___ SUPPLIED INFORMATION ___
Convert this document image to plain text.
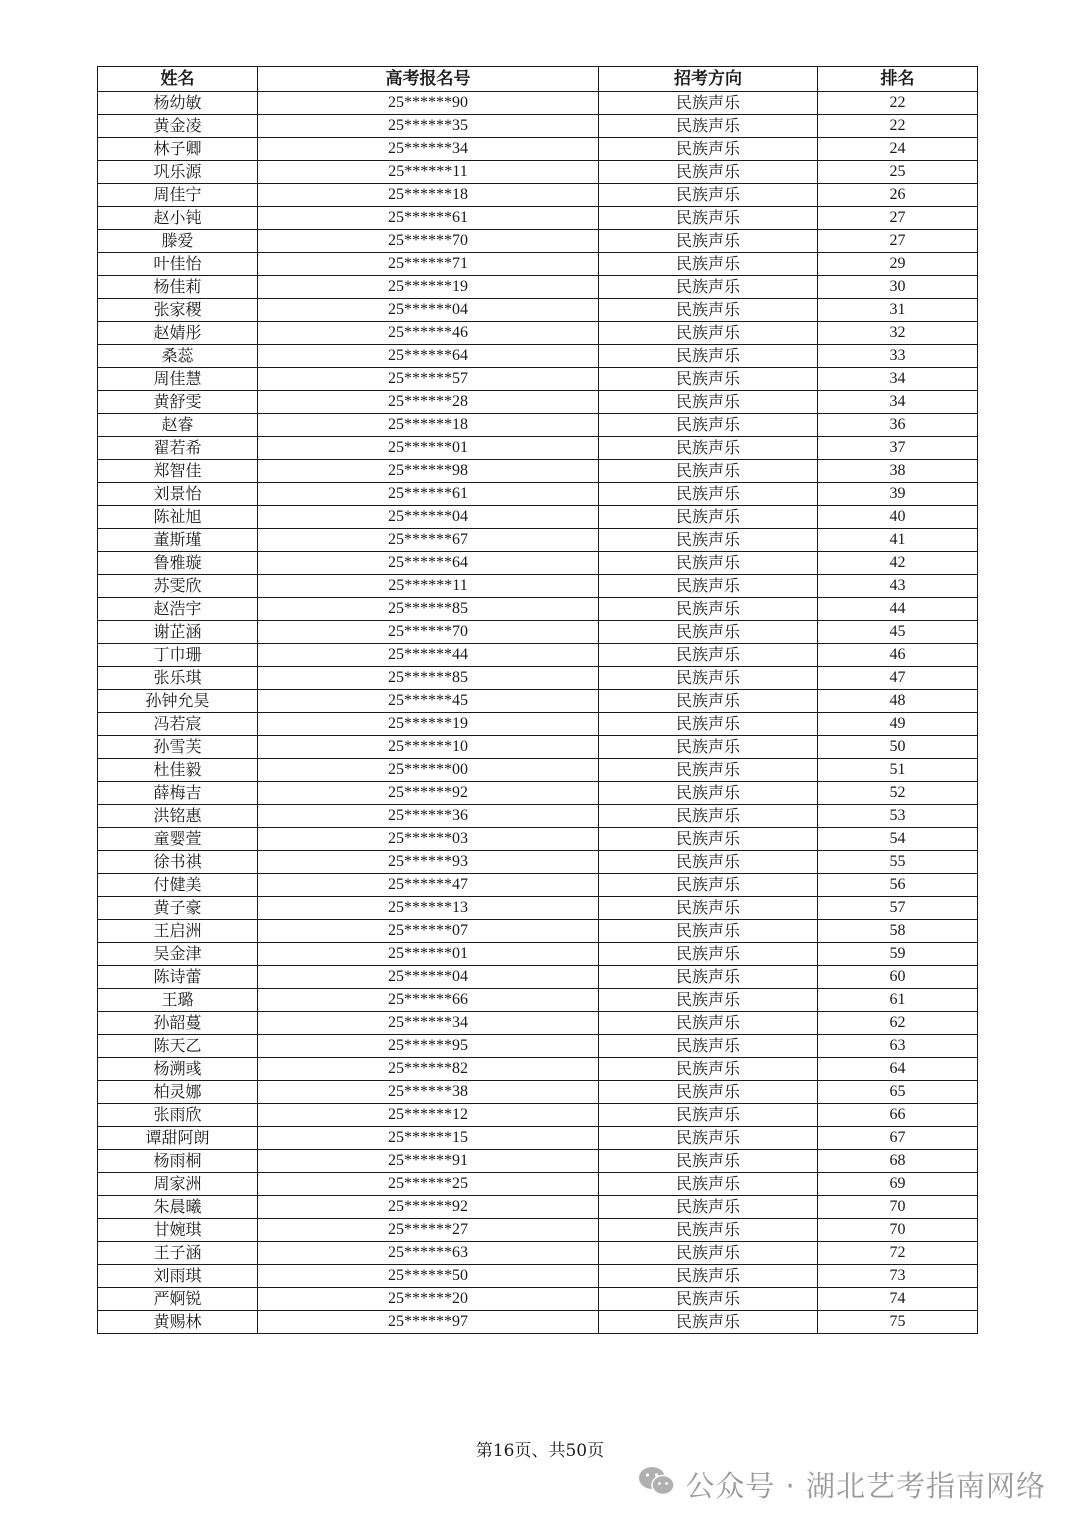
姓名	高考报名号	招考方向	排名
杨幼敏	25******90	民族声乐	22
黄金凌	25******35	民族声乐	22
林子卿	25******34	民族声乐	24
巩乐源	25******11	民族声乐	25
周佳宁	25******18	民族声乐	26
赵小钝	25******61	民族声乐	27
滕爱	25******70	民族声乐	27
叶佳怡	25******71	民族声乐	29
杨佳莉	25******19	民族声乐	30
张家稷	25******04	民族声乐	31
赵婧彤	25******46	民族声乐	32
桑蕊	25******64	民族声乐	33
周佳慧	25******57	民族声乐	34
黄舒雯	25******28	民族声乐	34
赵睿	25******18	民族声乐	36
翟若希	25******01	民族声乐	37
郑智佳	25******98	民族声乐	38
刘景怡	25******61	民族声乐	39
陈祉旭	25******04	民族声乐	40
董斯瑾	25******67	民族声乐	41
鲁雅璇	25******64	民族声乐	42
苏雯欣	25******11	民族声乐	43
赵浩宇	25******85	民族声乐	44
谢芷涵	25******70	民族声乐	45
丁巾珊	25******44	民族声乐	46
张乐琪	25******85	民族声乐	47
孙钟允昊	25******45	民族声乐	48
冯若宸	25******19	民族声乐	49
孙雪芙	25******10	民族声乐	50
杜佳毅	25******00	民族声乐	51
薛梅吉	25******92	民族声乐	52
洪铭惠	25******36	民族声乐	53
童婴萱	25******03	民族声乐	54
徐书祺	25******93	民族声乐	55
付健美	25******47	民族声乐	56
黄子豪	25******13	民族声乐	57
王启洲	25******07	民族声乐	58
吴金津	25******01	民族声乐	59
陈诗蕾	25******04	民族声乐	60
王璐	25******66	民族声乐	61
孙韶蔓	25******34	民族声乐	62
陈天乙	25******95	民族声乐	63
杨溯彧	25******82	民族声乐	64
柏灵娜	25******38	民族声乐	65
张雨欣	25******12	民族声乐	66
谭甜阿朗	25******15	民族声乐	67
杨雨桐	25******91	民族声乐	68
周家洲	25******25	民族声乐	69
朱晨曦	25******92	民族声乐	70
甘婉琪	25******27	民族声乐	70
王子涵	25******63	民族声乐	72
刘雨琪	25******50	民族声乐	73
严婀锐	25******20	民族声乐	74
黄赐林	25******97	民族声乐	75
第16页、共50页
公众号 · 湖北艺考指南网络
___
▶ [AIM OF THE TASK]: Print every record above exactly as written, leaving out the pictures.

▶ [ANSWER]:
Convert this document image to plain text.
姓名	高考报名号	招考方向	排名
杨幼敏	25******90	民族声乐	22
黄金凌	25******35	民族声乐	22
林子卿	25******34	民族声乐	24
巩乐源	25******11	民族声乐	25
周佳宁	25******18	民族声乐	26
赵小钝	25******61	民族声乐	27
滕爱	25******70	民族声乐	27
叶佳怡	25******71	民族声乐	29
杨佳莉	25******19	民族声乐	30
张家稷	25******04	民族声乐	31
赵婧彤	25******46	民族声乐	32
桑蕊	25******64	民族声乐	33
周佳慧	25******57	民族声乐	34
黄舒雯	25******28	民族声乐	34
赵睿	25******18	民族声乐	36
翟若希	25******01	民族声乐	37
郑智佳	25******98	民族声乐	38
刘景怡	25******61	民族声乐	39
陈祉旭	25******04	民族声乐	40
董斯瑾	25******67	民族声乐	41
鲁雅璇	25******64	民族声乐	42
苏雯欣	25******11	民族声乐	43
赵浩宇	25******85	民族声乐	44
谢芷涵	25******70	民族声乐	45
丁巾珊	25******44	民族声乐	46
张乐琪	25******85	民族声乐	47
孙钟允昊	25******45	民族声乐	48
冯若宸	25******19	民族声乐	49
孙雪芙	25******10	民族声乐	50
杜佳毅	25******00	民族声乐	51
薛梅吉	25******92	民族声乐	52
洪铭惠	25******36	民族声乐	53
童婴萱	25******03	民族声乐	54
徐书祺	25******93	民族声乐	55
付健美	25******47	民族声乐	56
黄子豪	25******13	民族声乐	57
王启洲	25******07	民族声乐	58
吴金津	25******01	民族声乐	59
陈诗蕾	25******04	民族声乐	60
王璐	25******66	民族声乐	61
孙韶蔓	25******34	民族声乐	62
陈天乙	25******95	民族声乐	63
杨溯彧	25******82	民族声乐	64
柏灵娜	25******38	民族声乐	65
张雨欣	25******12	民族声乐	66
谭甜阿朗	25******15	民族声乐	67
杨雨桐	25******91	民族声乐	68
周家洲	25******25	民族声乐	69
朱晨曦	25******92	民族声乐	70
甘婉琪	25******27	民族声乐	70
王子涵	25******63	民族声乐	72
刘雨琪	25******50	民族声乐	73
严婀锐	25******20	民族声乐	74
黄赐林	25******97	民族声乐	75
第16页、共50页
公众号 · 湖北艺考指南网络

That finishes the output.